=== Prompt ===
In the material below, copy out word for word the lines starting with the one that contains "Patent image size: (931, 722)." and stopping after the one that contains "The lower vertical".

[START]

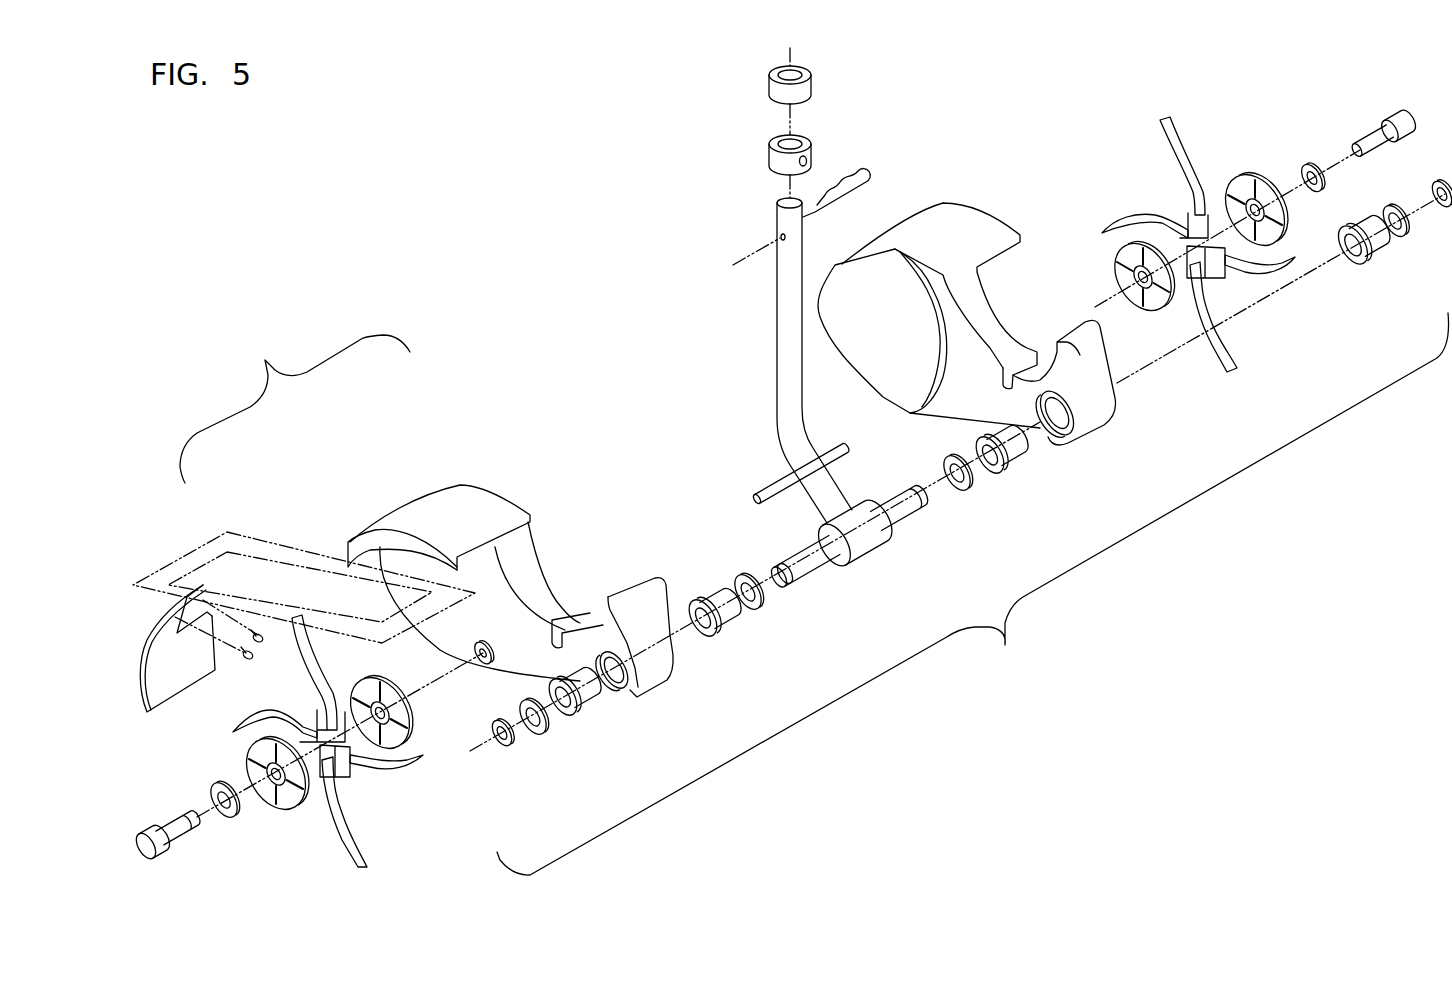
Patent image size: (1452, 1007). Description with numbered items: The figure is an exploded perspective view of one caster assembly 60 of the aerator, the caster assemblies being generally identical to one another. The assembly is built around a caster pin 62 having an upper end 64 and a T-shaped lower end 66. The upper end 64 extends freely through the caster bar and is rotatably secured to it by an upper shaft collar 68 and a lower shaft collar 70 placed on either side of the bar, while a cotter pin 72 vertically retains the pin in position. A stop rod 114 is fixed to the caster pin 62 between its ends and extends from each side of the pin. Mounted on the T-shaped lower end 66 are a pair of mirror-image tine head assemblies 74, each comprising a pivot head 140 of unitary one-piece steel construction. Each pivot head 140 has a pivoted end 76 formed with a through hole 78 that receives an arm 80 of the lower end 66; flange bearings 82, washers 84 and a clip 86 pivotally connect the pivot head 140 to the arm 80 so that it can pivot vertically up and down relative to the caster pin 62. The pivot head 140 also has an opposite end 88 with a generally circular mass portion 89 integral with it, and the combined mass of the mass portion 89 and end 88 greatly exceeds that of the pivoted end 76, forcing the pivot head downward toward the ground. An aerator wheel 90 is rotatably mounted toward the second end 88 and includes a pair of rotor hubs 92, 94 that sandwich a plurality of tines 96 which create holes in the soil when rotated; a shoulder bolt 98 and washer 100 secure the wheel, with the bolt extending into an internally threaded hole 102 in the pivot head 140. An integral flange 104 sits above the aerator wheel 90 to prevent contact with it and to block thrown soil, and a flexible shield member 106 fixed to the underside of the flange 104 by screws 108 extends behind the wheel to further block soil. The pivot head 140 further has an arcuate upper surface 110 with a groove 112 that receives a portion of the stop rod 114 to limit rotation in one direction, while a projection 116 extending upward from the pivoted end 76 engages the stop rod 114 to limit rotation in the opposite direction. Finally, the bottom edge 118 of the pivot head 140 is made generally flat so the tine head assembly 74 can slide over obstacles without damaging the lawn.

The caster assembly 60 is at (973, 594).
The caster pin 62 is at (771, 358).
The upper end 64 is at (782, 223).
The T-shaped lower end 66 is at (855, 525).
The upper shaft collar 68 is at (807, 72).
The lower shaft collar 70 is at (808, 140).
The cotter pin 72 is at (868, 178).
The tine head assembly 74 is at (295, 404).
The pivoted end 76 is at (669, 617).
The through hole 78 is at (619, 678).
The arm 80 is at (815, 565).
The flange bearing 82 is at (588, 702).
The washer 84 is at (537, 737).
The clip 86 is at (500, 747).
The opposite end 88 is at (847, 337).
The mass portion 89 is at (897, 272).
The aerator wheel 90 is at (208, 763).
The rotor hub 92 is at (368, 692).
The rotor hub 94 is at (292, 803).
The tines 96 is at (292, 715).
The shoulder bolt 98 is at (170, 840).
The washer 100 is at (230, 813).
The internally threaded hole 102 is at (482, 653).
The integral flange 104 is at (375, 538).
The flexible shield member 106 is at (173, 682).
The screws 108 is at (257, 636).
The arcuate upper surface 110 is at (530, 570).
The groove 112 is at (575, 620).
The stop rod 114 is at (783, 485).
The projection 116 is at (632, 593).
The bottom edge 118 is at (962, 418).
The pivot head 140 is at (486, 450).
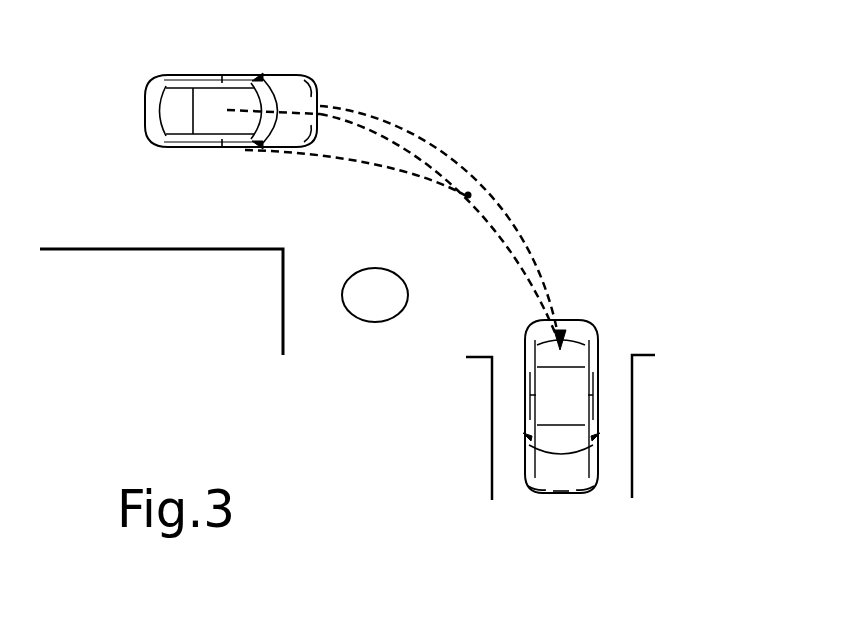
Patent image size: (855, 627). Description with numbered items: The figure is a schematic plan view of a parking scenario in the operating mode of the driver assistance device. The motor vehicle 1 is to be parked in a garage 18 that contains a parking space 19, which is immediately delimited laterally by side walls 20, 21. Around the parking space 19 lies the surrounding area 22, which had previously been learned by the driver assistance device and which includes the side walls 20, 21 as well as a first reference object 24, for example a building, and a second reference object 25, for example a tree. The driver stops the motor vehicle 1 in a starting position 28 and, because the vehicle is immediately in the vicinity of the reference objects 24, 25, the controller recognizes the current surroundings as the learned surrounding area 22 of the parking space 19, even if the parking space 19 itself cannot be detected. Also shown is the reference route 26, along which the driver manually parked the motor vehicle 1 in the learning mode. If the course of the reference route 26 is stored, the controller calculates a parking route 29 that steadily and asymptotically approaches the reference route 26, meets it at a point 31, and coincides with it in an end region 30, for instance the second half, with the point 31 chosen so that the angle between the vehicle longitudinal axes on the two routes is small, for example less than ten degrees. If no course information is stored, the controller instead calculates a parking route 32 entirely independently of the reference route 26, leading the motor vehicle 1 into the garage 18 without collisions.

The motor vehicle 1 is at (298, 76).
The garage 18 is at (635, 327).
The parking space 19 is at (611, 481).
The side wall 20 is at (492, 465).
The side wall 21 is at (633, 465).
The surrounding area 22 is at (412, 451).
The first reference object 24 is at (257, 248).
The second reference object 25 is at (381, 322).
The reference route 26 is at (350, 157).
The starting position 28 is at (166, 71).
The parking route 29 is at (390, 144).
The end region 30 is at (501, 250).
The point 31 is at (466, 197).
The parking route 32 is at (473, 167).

[END]
[START]

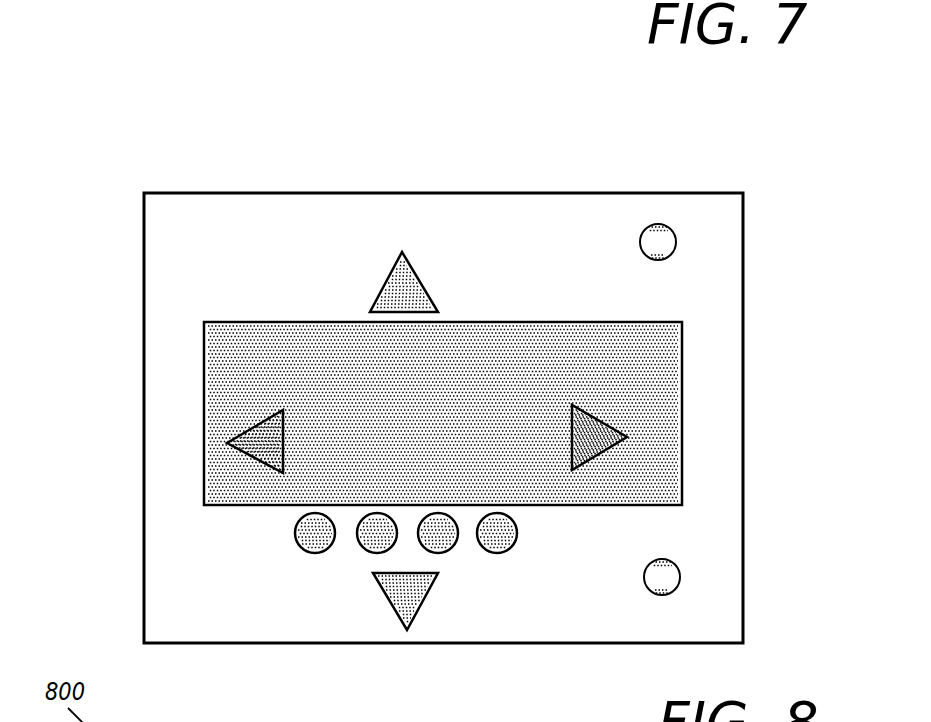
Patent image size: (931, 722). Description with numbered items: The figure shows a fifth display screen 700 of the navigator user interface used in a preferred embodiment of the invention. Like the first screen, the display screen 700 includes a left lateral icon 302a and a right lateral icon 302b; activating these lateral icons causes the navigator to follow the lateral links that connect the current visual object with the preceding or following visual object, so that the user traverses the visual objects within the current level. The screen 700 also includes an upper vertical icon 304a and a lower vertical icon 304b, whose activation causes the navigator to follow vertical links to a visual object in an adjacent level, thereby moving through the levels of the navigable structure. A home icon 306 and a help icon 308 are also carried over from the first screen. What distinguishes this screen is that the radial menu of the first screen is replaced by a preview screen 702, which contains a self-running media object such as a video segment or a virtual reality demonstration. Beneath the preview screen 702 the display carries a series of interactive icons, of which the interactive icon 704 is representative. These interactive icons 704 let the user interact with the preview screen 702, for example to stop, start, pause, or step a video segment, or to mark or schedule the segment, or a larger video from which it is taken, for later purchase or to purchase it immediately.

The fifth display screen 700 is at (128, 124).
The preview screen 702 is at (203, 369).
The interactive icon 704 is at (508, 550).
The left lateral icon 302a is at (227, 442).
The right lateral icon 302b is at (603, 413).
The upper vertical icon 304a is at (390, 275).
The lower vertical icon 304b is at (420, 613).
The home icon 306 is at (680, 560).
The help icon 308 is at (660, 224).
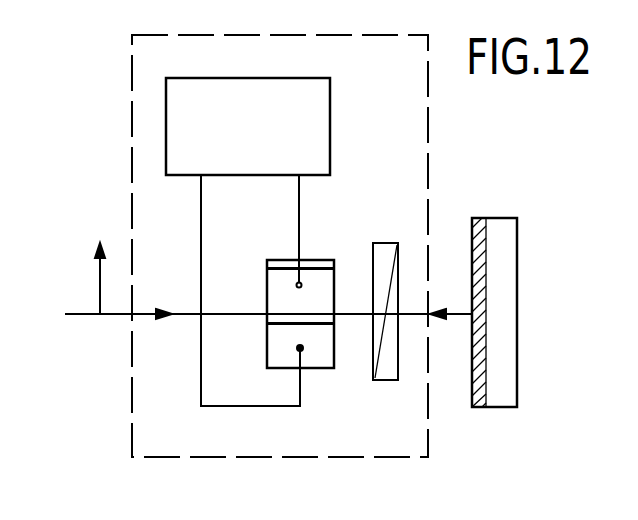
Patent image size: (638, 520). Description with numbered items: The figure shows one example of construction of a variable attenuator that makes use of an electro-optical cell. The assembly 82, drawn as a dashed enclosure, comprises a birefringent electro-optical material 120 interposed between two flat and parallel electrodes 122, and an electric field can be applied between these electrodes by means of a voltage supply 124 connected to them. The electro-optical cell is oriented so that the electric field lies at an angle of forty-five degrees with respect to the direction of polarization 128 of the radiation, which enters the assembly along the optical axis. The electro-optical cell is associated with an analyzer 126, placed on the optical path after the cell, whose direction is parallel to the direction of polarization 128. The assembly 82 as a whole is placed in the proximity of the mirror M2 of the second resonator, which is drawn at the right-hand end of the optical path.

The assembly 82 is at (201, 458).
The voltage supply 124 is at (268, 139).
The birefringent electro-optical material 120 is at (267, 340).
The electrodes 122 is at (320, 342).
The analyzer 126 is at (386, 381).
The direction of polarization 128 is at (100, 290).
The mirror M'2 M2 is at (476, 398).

[END]

=== Exercise result ===
Patent image size: (931, 722). Description with numbered items: The figure shows a fifth display screen 700 of the navigator user interface used in a preferred embodiment of the invention. Like the first screen, the display screen 700 includes a left lateral icon 302a and a right lateral icon 302b; activating these lateral icons causes the navigator to follow the lateral links that connect the current visual object with the preceding or following visual object, so that the user traverses the visual objects within the current level. The screen 700 also includes an upper vertical icon 304a and a lower vertical icon 304b, whose activation causes the navigator to follow vertical links to a visual object in an adjacent level, thereby moving through the levels of the navigable structure. A home icon 306 and a help icon 308 are also carried over from the first screen. What distinguishes this screen is that the radial menu of the first screen is replaced by a preview screen 702, which contains a self-running media object such as a video segment or a virtual reality demonstration. Beneath the preview screen 702 the display carries a series of interactive icons, of which the interactive icon 704 is representative. These interactive icons 704 let the user interact with the preview screen 702, for example to stop, start, pause, or step a video segment, or to mark or schedule the segment, or a larger video from which it is taken, for later purchase or to purchase it immediately.

The fifth display screen 700 is at (128, 124).
The preview screen 702 is at (203, 369).
The interactive icon 704 is at (508, 550).
The left lateral icon 302a is at (227, 442).
The right lateral icon 302b is at (603, 413).
The upper vertical icon 304a is at (390, 275).
The lower vertical icon 304b is at (420, 613).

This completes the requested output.